• [Given exercise]: Give back the entire listing verbatim.

[Begin Data supplied]

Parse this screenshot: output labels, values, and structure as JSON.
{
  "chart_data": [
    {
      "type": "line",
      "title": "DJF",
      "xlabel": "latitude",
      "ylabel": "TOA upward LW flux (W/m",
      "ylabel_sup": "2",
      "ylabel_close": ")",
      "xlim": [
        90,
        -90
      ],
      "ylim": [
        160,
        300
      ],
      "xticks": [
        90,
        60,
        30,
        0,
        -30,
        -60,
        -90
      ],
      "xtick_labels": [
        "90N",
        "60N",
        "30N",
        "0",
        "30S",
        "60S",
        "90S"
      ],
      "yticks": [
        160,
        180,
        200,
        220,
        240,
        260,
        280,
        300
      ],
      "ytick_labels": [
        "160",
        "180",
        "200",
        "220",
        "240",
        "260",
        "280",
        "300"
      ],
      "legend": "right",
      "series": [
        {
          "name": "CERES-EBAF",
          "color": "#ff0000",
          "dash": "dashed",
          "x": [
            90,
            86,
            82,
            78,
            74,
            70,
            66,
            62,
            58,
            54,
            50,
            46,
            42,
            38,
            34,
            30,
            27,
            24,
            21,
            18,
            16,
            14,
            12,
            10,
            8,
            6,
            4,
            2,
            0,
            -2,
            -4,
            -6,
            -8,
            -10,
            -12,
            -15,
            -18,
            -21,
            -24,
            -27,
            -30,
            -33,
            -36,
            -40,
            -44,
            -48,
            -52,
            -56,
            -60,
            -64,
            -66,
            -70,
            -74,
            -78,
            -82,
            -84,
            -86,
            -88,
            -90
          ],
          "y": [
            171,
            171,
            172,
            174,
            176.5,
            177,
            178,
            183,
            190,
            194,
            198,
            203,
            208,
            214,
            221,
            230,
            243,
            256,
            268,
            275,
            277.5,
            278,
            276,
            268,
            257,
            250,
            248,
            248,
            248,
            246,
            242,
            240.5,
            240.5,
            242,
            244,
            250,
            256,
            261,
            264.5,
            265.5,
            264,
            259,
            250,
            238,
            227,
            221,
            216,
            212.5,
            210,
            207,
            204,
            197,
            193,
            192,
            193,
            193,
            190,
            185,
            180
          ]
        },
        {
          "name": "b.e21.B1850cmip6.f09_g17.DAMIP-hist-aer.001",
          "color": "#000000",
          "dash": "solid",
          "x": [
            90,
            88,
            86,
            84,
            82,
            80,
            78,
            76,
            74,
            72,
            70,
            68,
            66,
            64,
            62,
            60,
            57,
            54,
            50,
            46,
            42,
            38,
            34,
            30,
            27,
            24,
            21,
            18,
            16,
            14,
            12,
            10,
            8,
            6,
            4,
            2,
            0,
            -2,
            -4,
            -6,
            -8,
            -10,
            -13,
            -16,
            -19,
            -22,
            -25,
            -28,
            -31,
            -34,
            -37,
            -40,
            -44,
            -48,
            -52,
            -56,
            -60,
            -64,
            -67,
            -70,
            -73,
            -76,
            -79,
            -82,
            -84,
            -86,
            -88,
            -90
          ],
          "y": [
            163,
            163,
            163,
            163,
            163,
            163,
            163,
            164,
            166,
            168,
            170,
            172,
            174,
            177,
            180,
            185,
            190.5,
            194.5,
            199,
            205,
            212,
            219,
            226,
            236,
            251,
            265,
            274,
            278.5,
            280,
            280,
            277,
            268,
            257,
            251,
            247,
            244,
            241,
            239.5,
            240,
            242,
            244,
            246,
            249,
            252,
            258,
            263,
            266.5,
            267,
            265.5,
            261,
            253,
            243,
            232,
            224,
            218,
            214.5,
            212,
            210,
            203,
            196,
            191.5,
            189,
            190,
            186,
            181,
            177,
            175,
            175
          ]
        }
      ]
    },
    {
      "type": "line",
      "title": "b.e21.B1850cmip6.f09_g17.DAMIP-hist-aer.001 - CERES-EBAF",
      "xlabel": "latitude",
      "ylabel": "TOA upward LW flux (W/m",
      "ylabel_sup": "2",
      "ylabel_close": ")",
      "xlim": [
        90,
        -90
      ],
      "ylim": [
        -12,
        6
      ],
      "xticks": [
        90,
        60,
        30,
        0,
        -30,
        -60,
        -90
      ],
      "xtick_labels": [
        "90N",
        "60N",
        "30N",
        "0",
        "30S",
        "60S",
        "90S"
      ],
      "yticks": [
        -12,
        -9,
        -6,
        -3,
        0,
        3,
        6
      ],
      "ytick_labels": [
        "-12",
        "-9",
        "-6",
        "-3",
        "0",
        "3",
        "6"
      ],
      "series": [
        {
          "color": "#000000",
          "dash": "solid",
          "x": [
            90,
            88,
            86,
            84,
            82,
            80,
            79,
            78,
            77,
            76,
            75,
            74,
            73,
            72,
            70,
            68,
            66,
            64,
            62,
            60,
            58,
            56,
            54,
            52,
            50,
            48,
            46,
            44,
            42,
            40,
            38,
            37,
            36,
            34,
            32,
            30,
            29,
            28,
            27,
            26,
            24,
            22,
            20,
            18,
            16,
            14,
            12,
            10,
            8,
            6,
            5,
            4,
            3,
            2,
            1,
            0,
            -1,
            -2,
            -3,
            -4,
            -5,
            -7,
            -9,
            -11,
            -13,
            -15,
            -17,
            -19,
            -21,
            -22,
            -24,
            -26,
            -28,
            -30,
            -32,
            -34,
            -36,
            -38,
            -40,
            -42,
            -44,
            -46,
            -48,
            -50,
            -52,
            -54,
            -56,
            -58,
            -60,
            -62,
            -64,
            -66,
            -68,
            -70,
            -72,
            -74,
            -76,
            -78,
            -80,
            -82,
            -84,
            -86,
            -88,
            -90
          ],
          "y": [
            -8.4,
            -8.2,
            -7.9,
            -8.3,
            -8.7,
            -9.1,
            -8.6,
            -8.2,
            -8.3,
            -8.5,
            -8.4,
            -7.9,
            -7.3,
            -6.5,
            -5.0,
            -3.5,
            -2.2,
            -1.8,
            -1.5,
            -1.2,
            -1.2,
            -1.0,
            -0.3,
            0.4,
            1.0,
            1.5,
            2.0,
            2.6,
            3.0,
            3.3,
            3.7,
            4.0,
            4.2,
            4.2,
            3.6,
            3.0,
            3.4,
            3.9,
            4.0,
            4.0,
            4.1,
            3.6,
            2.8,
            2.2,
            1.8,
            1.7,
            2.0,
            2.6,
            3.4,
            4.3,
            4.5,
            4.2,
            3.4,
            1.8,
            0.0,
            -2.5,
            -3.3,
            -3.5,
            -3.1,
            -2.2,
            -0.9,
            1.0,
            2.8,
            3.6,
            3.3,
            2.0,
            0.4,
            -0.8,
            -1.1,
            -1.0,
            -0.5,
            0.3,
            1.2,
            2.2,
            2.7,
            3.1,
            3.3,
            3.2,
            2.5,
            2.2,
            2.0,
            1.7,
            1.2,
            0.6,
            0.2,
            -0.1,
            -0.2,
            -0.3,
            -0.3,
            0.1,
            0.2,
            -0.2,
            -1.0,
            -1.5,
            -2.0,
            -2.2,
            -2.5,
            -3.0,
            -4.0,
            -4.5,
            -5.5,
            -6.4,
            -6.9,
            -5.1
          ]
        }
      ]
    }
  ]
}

[End Data supplied]

• [Response below]:
Parse this screenshot: output labels, values, and structure as JSON.
{
  "chart_data": [
    {
      "type": "line",
      "title": "DJF",
      "xlabel": "latitude",
      "ylabel": "TOA upward LW flux (W/m",
      "ylabel_sup": "2",
      "ylabel_close": ")",
      "xlim": [
        90,
        -90
      ],
      "ylim": [
        160,
        300
      ],
      "xticks": [
        90,
        60,
        30,
        0,
        -30,
        -60,
        -90
      ],
      "xtick_labels": [
        "90N",
        "60N",
        "30N",
        "0",
        "30S",
        "60S",
        "90S"
      ],
      "yticks": [
        160,
        180,
        200,
        220,
        240,
        260,
        280,
        300
      ],
      "ytick_labels": [
        "160",
        "180",
        "200",
        "220",
        "240",
        "260",
        "280",
        "300"
      ],
      "legend": "right",
      "series": [
        {
          "name": "CERES-EBAF",
          "color": "#ff0000",
          "dash": "dashed",
          "x": [
            90,
            86,
            82,
            78,
            74,
            70,
            66,
            62,
            58,
            54,
            50,
            46,
            42,
            38,
            34,
            30,
            27,
            24,
            21,
            18,
            16,
            14,
            12,
            10,
            8,
            6,
            4,
            2,
            0,
            -2,
            -4,
            -6,
            -8,
            -10,
            -12,
            -15,
            -18,
            -21,
            -24,
            -27,
            -30,
            -33,
            -36,
            -40,
            -44,
            -48,
            -52,
            -56,
            -60,
            -64,
            -66,
            -70,
            -74,
            -78,
            -82,
            -84,
            -86,
            -88,
            -90
          ],
          "y": [
            171,
            171,
            172,
            174,
            176.5,
            177,
            178,
            183,
            190,
            194,
            198,
            203,
            208,
            214,
            221,
            230,
            243,
            256,
            268,
            275,
            277.5,
            278,
            276,
            268,
            257,
            250,
            248,
            248,
            248,
            246,
            242,
            240.5,
            240.5,
            242,
            244,
            250,
            256,
            261,
            264.5,
            265.5,
            264,
            259,
            250,
            238,
            227,
            221,
            216,
            212.5,
            210,
            207,
            204,
            197,
            193,
            192,
            193,
            193,
            190,
            185,
            180
          ]
        },
        {
          "name": "b.e21.B1850cmip6.f09_g17.DAMIP-hist-aer.001",
          "color": "#000000",
          "dash": "solid",
          "x": [
            90,
            88,
            86,
            84,
            82,
            80,
            78,
            76,
            74,
            72,
            70,
            68,
            66,
            64,
            62,
            60,
            57,
            54,
            50,
            46,
            42,
            38,
            34,
            30,
            27,
            24,
            21,
            18,
            16,
            14,
            12,
            10,
            8,
            6,
            4,
            2,
            0,
            -2,
            -4,
            -6,
            -8,
            -10,
            -13,
            -16,
            -19,
            -22,
            -25,
            -28,
            -31,
            -34,
            -37,
            -40,
            -44,
            -48,
            -52,
            -56,
            -60,
            -64,
            -67,
            -70,
            -73,
            -76,
            -79,
            -82,
            -84,
            -86,
            -88,
            -90
          ],
          "y": [
            163,
            163,
            163,
            163,
            163,
            163,
            163,
            164,
            166,
            168,
            170,
            172,
            174,
            177,
            180,
            185,
            190.5,
            194.5,
            199,
            205,
            212,
            219,
            226,
            236,
            251,
            265,
            274,
            278.5,
            280,
            280,
            277,
            268,
            257,
            251,
            247,
            244,
            241,
            239.5,
            240,
            242,
            244,
            246,
            249,
            252,
            258,
            263,
            266.5,
            267,
            265.5,
            261,
            253,
            243,
            232,
            224,
            218,
            214.5,
            212,
            210,
            203,
            196,
            191.5,
            189,
            190,
            186,
            181,
            177,
            175,
            175
          ]
        }
      ]
    },
    {
      "type": "line",
      "title": "b.e21.B1850cmip6.f09_g17.DAMIP-hist-aer.001 - CERES-EBAF",
      "xlabel": "latitude",
      "ylabel": "TOA upward LW flux (W/m",
      "ylabel_sup": "2",
      "ylabel_close": ")",
      "xlim": [
        90,
        -90
      ],
      "ylim": [
        -12,
        6
      ],
      "xticks": [
        90,
        60,
        30,
        0,
        -30,
        -60,
        -90
      ],
      "xtick_labels": [
        "90N",
        "60N",
        "30N",
        "0",
        "30S",
        "60S",
        "90S"
      ],
      "yticks": [
        -12,
        -9,
        -6,
        -3,
        0,
        3,
        6
      ],
      "ytick_labels": [
        "-12",
        "-9",
        "-6",
        "-3",
        "0",
        "3",
        "6"
      ],
      "series": [
        {
          "color": "#000000",
          "dash": "solid",
          "x": [
            90,
            88,
            86,
            84,
            82,
            80,
            79,
            78,
            77,
            76,
            75,
            74,
            73,
            72,
            70,
            68,
            66,
            64,
            62,
            60,
            58,
            56,
            54,
            52,
            50,
            48,
            46,
            44,
            42,
            40,
            38,
            37,
            36,
            34,
            32,
            30,
            29,
            28,
            27,
            26,
            24,
            22,
            20,
            18,
            16,
            14,
            12,
            10,
            8,
            6,
            5,
            4,
            3,
            2,
            1,
            0,
            -1,
            -2,
            -3,
            -4,
            -5,
            -7,
            -9,
            -11,
            -13,
            -15,
            -17,
            -19,
            -21,
            -22,
            -24,
            -26,
            -28,
            -30,
            -32,
            -34,
            -36,
            -38,
            -40,
            -42,
            -44,
            -46,
            -48,
            -50,
            -52,
            -54,
            -56,
            -58,
            -60,
            -62,
            -64,
            -66,
            -68,
            -70,
            -72,
            -74,
            -76,
            -78,
            -80,
            -82,
            -84,
            -86,
            -88,
            -90
          ],
          "y": [
            -8.4,
            -8.2,
            -7.9,
            -8.3,
            -8.7,
            -9.1,
            -8.6,
            -8.2,
            -8.3,
            -8.5,
            -8.4,
            -7.9,
            -7.3,
            -6.5,
            -5.0,
            -3.5,
            -2.2,
            -1.8,
            -1.5,
            -1.2,
            -1.2,
            -1.0,
            -0.3,
            0.4,
            1.0,
            1.5,
            2.0,
            2.6,
            3.0,
            3.3,
            3.7,
            4.0,
            4.2,
            4.2,
            3.6,
            3.0,
            3.4,
            3.9,
            4.0,
            4.0,
            4.1,
            3.6,
            2.8,
            2.2,
            1.8,
            1.7,
            2.0,
            2.6,
            3.4,
            4.3,
            4.5,
            4.2,
            3.4,
            1.8,
            0.0,
            -2.5,
            -3.3,
            -3.5,
            -3.1,
            -2.2,
            -0.9,
            1.0,
            2.8,
            3.6,
            3.3,
            2.0,
            0.4,
            -0.8,
            -1.1,
            -1.0,
            -0.5,
            0.3,
            1.2,
            2.2,
            2.7,
            3.1,
            3.3,
            3.2,
            2.5,
            2.2,
            2.0,
            1.7,
            1.2,
            0.6,
            0.2,
            -0.1,
            -0.2,
            -0.3,
            -0.3,
            0.1,
            0.2,
            -0.2,
            -1.0,
            -1.5,
            -2.0,
            -2.2,
            -2.5,
            -3.0,
            -4.0,
            -4.5,
            -5.5,
            -6.4,
            -6.9,
            -5.1
          ]
        }
      ]
    }
  ]
}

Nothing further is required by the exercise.